### Exercise details
Note each line where "Radio" appears, and copy it.

------ Data lines ------

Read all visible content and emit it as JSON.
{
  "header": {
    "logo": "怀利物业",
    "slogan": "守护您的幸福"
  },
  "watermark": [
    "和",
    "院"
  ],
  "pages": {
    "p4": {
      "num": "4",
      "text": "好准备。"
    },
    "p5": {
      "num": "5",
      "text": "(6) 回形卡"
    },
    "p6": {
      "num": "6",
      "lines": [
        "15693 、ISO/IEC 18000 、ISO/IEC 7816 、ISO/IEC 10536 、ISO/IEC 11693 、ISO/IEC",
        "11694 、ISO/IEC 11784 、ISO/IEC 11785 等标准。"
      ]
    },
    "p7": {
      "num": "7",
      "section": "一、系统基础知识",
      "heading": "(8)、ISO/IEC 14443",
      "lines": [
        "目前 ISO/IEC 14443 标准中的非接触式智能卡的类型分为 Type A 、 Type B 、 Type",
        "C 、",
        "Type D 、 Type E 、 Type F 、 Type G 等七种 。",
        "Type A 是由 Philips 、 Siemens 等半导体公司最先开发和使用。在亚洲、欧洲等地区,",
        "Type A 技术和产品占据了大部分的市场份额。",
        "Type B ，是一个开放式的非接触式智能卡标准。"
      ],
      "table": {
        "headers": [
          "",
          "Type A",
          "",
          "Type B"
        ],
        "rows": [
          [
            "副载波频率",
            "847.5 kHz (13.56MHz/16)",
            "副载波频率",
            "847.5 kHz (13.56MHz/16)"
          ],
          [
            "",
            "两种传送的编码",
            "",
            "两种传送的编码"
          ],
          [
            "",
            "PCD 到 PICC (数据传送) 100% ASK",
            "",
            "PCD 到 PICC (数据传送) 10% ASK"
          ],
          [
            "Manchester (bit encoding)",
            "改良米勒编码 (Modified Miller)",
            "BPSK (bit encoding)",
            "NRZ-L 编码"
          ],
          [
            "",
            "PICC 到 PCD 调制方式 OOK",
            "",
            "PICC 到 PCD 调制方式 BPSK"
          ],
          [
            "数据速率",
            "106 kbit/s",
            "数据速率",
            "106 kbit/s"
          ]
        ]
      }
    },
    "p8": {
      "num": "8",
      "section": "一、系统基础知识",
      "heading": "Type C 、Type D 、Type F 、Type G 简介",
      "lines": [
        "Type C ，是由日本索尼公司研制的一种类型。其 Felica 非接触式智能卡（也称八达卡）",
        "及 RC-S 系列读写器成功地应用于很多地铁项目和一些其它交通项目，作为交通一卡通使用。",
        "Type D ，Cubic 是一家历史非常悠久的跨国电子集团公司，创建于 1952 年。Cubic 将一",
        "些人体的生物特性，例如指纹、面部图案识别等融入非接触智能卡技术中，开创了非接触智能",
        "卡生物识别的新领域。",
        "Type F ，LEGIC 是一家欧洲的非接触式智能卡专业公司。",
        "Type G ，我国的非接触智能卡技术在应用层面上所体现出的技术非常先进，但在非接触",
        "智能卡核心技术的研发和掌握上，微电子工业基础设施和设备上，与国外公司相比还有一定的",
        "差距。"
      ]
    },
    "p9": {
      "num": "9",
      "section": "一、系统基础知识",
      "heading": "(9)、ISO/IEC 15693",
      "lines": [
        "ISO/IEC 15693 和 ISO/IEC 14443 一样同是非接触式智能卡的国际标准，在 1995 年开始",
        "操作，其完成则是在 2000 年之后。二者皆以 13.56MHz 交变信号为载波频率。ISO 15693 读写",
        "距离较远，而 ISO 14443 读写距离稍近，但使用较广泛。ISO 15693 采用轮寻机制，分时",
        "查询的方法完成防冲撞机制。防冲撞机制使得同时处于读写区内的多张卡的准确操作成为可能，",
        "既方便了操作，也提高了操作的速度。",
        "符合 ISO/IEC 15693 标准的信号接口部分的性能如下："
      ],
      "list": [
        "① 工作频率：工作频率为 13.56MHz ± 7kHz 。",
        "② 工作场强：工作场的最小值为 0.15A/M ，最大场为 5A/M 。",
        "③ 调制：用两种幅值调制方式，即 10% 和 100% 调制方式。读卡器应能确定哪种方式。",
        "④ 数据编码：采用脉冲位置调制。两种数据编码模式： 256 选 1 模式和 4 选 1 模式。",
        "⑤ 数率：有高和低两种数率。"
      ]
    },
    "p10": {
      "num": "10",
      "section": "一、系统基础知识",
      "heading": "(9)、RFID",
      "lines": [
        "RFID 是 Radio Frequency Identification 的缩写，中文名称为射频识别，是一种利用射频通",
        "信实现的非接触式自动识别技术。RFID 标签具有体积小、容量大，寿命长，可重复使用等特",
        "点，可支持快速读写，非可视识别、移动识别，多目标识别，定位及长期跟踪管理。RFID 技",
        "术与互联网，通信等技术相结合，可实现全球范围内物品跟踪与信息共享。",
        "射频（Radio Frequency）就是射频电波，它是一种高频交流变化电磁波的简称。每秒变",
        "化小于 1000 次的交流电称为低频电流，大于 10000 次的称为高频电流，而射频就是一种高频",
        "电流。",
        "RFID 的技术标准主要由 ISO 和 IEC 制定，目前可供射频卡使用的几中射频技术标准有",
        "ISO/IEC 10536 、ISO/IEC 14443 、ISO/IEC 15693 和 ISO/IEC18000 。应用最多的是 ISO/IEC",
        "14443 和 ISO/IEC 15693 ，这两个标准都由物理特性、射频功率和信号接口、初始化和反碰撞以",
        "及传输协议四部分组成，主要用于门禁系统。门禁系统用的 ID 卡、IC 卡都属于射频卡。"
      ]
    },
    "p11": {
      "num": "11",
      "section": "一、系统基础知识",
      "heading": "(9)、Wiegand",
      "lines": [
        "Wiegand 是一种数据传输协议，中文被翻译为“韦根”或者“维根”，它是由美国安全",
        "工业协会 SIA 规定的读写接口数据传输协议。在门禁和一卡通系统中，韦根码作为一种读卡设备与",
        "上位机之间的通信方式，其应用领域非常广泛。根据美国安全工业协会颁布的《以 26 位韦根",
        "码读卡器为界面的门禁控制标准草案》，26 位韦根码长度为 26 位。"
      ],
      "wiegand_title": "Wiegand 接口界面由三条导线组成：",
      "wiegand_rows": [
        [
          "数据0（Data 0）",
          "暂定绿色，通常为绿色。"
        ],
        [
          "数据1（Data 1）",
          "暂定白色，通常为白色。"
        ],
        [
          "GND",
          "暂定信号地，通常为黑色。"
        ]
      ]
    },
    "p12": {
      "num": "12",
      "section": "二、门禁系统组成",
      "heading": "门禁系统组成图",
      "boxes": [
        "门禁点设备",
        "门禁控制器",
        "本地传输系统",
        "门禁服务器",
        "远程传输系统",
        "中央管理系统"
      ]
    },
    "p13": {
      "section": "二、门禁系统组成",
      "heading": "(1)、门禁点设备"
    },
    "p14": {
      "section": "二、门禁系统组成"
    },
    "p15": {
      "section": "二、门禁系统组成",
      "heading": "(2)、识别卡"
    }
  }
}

------

### Response to this exercise
        "RFID 是 Radio Frequency Identification 的缩写，中文名称为射频识别，是一种利用射频通",
        "射频（Radio Frequency）就是射频电波，它是一种高频交流变化电磁波的简称。每秒变",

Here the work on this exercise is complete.